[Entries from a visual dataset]
* begin *
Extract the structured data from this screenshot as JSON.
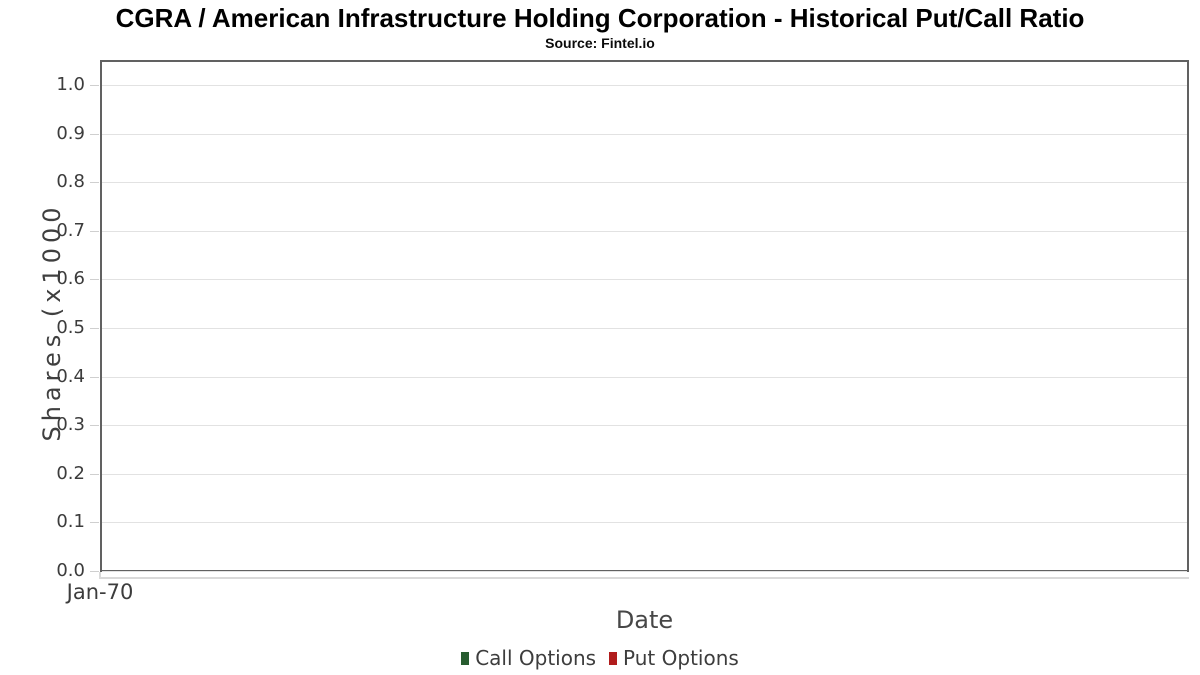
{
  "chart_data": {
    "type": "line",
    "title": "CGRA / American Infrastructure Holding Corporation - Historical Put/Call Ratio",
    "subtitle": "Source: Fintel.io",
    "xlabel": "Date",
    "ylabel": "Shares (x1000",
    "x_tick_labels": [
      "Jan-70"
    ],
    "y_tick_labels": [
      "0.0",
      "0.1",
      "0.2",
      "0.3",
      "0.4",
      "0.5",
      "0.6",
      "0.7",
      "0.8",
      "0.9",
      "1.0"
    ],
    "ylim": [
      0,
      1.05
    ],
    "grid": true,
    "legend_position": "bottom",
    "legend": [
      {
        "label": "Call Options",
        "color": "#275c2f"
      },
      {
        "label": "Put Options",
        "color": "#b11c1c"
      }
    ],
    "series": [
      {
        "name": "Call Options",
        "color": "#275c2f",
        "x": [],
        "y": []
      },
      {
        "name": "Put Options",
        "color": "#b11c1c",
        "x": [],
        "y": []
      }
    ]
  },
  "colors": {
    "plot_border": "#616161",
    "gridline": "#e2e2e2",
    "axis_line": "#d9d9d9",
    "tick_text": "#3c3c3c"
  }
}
* end *
* begin *
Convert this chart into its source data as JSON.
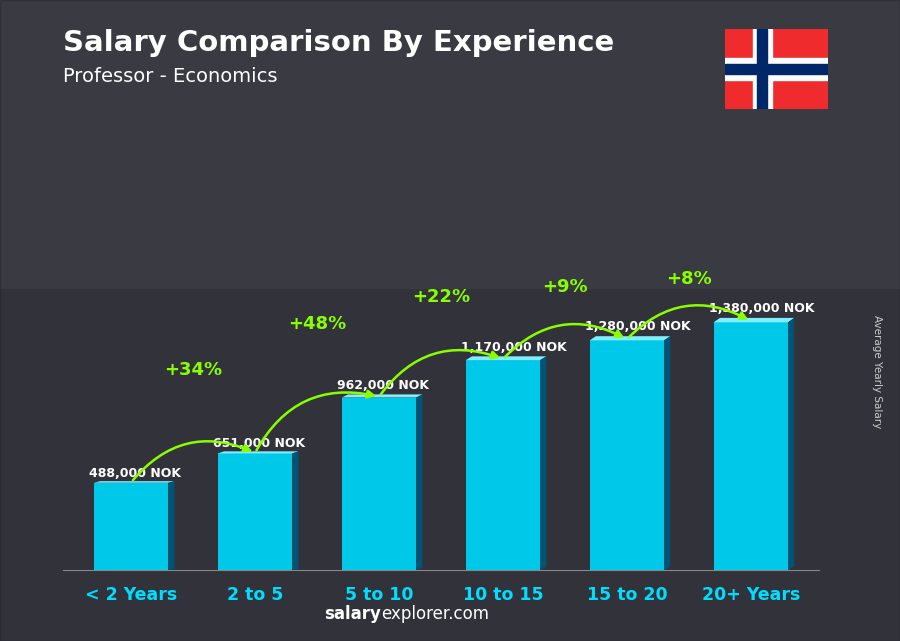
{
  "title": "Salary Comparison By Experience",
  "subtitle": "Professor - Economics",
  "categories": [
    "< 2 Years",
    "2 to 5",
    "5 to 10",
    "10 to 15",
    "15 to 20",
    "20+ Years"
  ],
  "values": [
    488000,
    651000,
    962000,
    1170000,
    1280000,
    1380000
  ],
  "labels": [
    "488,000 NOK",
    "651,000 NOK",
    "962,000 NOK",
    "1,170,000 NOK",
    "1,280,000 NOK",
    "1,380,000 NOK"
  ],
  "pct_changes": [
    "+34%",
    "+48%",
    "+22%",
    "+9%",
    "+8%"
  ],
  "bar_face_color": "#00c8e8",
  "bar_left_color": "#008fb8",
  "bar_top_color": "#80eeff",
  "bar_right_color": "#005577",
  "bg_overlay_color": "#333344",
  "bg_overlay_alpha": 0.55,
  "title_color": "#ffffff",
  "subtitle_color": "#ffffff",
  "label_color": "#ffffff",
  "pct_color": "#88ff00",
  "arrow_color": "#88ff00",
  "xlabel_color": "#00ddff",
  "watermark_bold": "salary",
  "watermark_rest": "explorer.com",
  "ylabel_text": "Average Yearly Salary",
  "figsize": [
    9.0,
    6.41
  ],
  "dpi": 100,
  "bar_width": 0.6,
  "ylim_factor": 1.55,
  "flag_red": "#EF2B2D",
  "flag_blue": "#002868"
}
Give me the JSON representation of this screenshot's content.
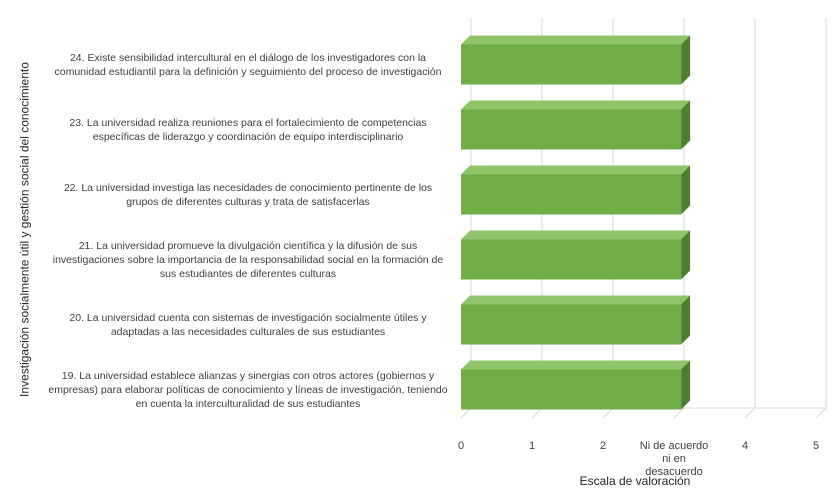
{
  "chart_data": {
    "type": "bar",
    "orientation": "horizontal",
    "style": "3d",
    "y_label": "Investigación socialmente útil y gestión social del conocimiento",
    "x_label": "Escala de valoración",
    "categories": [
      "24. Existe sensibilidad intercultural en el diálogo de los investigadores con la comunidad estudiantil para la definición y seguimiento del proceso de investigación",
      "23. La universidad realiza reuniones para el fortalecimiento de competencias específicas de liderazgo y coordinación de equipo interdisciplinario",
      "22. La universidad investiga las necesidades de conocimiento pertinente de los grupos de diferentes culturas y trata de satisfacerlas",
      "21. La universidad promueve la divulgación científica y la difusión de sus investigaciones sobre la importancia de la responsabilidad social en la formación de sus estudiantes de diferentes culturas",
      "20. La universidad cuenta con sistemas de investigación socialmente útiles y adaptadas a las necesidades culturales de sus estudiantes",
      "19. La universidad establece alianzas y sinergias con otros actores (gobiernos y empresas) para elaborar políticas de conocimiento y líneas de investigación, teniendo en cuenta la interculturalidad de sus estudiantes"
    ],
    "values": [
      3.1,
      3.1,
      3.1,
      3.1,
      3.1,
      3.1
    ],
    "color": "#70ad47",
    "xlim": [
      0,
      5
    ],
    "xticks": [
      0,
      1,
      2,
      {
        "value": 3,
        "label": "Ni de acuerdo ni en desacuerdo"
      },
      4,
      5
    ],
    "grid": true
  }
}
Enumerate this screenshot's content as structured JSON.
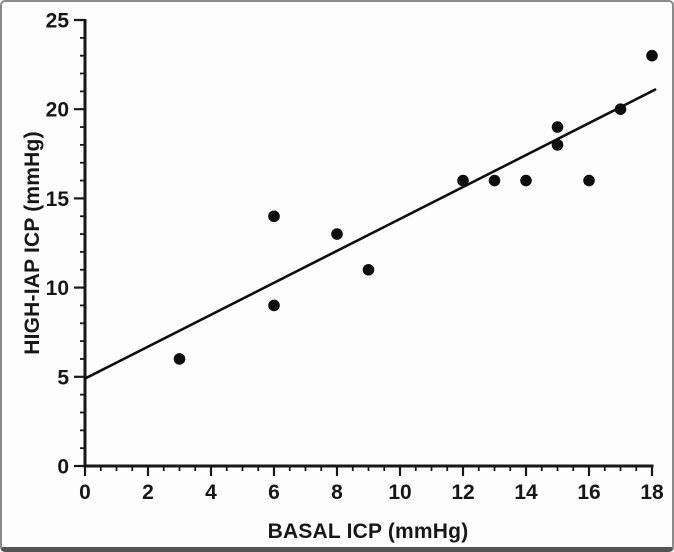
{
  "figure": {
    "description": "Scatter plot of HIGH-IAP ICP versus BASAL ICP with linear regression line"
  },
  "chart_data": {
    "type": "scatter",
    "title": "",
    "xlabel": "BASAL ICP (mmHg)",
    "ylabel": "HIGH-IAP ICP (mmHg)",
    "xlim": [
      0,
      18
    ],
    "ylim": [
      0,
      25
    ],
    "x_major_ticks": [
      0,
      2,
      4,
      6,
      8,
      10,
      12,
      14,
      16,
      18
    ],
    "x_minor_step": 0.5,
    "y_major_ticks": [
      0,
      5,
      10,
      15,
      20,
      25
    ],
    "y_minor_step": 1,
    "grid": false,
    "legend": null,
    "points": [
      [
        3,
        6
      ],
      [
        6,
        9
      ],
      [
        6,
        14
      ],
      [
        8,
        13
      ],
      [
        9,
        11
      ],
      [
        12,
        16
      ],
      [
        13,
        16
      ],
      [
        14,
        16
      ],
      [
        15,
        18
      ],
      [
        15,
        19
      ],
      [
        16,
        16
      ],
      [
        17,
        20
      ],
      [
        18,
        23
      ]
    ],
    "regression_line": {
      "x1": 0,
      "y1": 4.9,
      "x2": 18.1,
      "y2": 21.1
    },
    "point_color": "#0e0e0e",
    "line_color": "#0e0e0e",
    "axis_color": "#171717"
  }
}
* end *
* [Task requirements] Show every line in the entries where the string "socialmente" occurs.

* [Worked solution]
    "y_label": "Investigación socialmente útil y gestión social del conocimiento",
      "20. La universidad cuenta con sistemas de investigación socialmente útiles y adaptadas a las necesidades culturales de sus estudiantes",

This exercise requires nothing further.